Task objective.
Could you copy every line from the material below in which "JSON" appears?

[start]

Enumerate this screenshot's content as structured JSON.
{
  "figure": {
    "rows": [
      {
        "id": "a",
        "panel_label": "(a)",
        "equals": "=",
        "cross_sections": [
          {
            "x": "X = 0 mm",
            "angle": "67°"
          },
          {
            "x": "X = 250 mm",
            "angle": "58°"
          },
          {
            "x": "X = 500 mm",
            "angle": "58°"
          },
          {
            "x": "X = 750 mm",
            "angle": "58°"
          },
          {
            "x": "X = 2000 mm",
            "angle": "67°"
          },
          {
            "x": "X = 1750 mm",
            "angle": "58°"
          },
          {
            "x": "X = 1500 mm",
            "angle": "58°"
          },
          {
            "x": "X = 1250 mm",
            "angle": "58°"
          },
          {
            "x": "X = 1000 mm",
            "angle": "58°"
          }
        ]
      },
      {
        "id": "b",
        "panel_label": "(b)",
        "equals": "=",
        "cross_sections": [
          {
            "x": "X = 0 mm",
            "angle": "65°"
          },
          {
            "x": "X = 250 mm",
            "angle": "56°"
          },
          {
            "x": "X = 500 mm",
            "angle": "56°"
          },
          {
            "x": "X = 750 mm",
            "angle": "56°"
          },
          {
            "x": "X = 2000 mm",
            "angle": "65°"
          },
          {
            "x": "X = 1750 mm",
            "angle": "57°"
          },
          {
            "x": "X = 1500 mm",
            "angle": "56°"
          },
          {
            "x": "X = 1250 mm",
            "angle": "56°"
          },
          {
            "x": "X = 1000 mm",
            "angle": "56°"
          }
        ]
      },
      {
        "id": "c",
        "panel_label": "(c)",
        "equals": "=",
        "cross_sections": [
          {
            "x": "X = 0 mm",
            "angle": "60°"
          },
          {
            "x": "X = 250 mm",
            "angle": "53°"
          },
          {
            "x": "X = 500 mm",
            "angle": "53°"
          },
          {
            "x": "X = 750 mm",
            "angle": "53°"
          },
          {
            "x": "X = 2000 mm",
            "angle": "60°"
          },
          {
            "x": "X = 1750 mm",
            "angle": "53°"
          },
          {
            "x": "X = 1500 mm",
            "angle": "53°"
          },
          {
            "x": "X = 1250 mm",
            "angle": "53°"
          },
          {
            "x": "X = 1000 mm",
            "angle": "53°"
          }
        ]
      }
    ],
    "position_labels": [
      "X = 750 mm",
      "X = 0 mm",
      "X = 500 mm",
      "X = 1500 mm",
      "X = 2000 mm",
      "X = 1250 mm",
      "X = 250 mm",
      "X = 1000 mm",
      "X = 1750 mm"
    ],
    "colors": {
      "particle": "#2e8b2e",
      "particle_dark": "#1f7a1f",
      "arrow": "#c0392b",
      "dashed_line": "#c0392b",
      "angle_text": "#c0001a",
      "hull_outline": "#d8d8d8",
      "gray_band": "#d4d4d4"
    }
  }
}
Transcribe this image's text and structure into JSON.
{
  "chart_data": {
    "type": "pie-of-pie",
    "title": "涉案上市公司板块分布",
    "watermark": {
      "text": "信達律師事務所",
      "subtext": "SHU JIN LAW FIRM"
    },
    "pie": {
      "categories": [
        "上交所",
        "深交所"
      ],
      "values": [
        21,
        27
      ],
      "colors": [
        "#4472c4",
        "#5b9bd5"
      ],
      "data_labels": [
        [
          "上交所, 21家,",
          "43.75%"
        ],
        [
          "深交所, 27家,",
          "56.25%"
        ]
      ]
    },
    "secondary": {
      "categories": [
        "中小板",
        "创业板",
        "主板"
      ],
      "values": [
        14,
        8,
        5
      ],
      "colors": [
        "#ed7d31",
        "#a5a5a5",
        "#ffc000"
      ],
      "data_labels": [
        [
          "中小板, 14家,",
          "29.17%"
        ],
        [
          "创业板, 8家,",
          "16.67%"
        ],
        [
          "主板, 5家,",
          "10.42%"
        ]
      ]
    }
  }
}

[end]

The response.
Enumerate this screenshot's content as structured JSON.
Transcribe this image's text and structure into JSON.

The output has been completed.